■ **Directive**
Change "bounding boxes" to "coordinates" in everything from the first line of the data down to the line with "svg-text:0.06: 0.06 (77, 595, 101, 609)", and write those lines out again with nothing else altered.

___ Given records

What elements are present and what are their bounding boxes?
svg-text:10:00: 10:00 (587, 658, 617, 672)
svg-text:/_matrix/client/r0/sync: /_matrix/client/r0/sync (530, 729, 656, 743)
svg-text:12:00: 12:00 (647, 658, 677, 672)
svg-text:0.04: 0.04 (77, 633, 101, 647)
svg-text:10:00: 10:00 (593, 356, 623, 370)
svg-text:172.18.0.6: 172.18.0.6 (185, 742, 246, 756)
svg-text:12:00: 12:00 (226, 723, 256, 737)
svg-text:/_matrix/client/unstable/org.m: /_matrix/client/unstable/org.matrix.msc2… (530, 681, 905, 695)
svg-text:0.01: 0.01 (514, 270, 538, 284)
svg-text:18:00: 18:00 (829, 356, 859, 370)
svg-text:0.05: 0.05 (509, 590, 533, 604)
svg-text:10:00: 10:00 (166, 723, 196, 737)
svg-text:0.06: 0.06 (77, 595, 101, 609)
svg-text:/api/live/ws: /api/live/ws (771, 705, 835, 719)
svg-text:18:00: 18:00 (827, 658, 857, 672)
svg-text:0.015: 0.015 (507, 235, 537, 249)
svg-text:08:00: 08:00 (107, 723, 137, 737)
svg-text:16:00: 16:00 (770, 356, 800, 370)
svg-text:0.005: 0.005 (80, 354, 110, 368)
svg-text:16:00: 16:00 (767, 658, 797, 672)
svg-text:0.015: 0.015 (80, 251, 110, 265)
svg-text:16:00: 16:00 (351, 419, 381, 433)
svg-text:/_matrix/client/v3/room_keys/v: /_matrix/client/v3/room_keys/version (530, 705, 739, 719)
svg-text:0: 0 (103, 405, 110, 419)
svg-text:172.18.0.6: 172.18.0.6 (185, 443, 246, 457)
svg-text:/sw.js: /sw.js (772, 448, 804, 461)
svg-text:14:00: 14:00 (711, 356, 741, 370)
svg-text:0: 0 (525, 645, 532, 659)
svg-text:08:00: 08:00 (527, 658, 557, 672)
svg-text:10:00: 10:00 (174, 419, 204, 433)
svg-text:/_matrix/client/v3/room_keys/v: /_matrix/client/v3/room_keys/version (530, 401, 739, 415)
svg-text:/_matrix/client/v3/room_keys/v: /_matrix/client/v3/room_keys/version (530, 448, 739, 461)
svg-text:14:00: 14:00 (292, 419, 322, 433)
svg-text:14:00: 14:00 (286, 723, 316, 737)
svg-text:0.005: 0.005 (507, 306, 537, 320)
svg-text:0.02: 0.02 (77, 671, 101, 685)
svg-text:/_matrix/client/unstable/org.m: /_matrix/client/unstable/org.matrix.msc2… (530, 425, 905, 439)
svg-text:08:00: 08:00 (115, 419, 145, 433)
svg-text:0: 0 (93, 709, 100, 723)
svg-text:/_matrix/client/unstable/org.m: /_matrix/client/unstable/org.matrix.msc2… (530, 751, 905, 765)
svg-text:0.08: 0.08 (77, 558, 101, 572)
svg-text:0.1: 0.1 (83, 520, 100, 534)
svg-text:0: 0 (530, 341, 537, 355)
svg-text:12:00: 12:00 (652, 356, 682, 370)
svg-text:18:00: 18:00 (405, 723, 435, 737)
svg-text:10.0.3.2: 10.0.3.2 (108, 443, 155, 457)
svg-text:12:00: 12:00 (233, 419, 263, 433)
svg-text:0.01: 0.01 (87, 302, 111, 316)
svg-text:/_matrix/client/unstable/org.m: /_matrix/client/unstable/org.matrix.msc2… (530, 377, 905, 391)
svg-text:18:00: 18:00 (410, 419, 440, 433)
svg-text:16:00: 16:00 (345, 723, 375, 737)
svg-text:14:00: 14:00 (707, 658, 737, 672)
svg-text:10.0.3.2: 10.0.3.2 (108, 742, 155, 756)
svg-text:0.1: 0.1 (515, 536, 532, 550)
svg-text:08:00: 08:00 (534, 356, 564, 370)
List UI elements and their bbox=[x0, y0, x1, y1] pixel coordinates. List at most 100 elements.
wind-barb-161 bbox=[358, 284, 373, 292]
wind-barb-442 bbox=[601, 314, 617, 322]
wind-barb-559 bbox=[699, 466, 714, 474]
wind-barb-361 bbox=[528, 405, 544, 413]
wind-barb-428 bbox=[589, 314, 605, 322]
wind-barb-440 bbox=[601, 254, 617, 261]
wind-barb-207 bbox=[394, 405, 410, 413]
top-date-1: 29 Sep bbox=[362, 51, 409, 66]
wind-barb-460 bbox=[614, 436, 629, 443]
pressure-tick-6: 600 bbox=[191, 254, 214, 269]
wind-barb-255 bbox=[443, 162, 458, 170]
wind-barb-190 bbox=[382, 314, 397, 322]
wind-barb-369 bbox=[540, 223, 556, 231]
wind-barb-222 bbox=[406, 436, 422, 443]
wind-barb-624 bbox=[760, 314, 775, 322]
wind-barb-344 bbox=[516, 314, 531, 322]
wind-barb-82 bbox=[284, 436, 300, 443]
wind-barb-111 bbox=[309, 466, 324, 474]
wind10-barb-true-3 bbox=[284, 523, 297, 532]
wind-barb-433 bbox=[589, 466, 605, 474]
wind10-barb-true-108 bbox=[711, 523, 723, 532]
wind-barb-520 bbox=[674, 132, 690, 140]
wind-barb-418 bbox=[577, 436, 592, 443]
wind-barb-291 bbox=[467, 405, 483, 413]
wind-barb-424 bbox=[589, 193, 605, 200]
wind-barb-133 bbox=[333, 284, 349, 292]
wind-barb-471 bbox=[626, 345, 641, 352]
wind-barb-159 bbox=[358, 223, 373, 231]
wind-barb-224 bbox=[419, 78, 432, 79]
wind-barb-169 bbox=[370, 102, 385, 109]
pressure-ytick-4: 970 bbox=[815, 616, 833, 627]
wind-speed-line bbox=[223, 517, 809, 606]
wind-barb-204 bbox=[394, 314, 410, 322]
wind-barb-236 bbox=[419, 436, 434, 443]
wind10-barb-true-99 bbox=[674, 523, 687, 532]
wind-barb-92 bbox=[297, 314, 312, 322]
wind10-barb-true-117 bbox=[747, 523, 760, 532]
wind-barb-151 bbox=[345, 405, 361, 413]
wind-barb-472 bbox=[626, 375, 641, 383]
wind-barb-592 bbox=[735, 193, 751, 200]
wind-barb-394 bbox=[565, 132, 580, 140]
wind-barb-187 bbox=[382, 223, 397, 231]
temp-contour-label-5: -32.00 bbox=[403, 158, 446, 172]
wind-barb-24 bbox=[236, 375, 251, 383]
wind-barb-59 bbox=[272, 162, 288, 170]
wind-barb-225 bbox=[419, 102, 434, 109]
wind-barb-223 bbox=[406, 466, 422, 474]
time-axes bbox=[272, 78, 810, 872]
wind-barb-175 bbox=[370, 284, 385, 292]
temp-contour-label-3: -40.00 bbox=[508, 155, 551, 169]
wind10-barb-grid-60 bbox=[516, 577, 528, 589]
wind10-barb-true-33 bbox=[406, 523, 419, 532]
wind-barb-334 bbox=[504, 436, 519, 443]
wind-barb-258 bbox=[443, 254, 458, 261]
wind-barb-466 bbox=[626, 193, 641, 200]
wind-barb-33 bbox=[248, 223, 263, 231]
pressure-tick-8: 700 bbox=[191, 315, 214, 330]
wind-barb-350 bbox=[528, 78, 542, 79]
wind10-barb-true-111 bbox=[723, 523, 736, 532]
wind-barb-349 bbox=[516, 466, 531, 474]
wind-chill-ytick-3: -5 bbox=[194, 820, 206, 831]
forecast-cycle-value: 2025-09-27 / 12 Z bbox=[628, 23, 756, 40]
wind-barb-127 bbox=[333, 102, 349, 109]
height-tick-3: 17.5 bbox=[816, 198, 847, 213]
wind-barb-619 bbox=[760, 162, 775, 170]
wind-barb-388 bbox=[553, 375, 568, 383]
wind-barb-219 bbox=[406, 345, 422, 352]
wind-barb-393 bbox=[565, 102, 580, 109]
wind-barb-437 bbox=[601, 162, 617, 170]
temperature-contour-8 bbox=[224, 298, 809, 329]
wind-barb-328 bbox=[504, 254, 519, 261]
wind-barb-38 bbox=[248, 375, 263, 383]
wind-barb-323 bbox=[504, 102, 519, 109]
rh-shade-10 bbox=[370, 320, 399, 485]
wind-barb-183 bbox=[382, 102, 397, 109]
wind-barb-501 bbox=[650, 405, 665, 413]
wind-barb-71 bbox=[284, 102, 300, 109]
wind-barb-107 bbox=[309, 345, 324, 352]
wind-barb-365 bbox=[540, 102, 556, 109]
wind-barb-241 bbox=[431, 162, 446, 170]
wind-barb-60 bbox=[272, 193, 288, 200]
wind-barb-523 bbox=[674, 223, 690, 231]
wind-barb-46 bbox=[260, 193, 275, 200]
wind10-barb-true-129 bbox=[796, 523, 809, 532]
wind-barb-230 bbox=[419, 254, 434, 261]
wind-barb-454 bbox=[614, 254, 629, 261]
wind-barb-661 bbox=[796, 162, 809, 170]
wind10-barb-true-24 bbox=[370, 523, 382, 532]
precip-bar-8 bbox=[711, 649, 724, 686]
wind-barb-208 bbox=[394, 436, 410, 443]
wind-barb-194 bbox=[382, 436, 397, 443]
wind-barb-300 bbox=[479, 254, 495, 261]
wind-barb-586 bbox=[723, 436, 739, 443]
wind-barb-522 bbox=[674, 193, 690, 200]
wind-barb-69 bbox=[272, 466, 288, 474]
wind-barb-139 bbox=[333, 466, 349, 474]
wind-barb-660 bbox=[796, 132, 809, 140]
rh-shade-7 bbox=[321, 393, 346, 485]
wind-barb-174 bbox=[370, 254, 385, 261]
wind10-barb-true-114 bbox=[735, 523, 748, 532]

______

■ **Answer in full**
What elements are present and what are their coordinates?
svg-text:10:00: 10:00 (587, 658, 617, 672)
svg-text:/_matrix/client/r0/sync: /_matrix/client/r0/sync (530, 729, 656, 743)
svg-text:12:00: 12:00 (647, 658, 677, 672)
svg-text:0.04: 0.04 (77, 633, 101, 647)
svg-text:10:00: 10:00 (593, 356, 623, 370)
svg-text:172.18.0.6: 172.18.0.6 (185, 742, 246, 756)
svg-text:12:00: 12:00 (226, 723, 256, 737)
svg-text:/_matrix/client/unstable/org.m: /_matrix/client/unstable/org.matrix.msc2… (530, 681, 905, 695)
svg-text:0.01: 0.01 (514, 270, 538, 284)
svg-text:18:00: 18:00 (829, 356, 859, 370)
svg-text:0.05: 0.05 (509, 590, 533, 604)
svg-text:10:00: 10:00 (166, 723, 196, 737)
svg-text:0.06: 0.06 (77, 595, 101, 609)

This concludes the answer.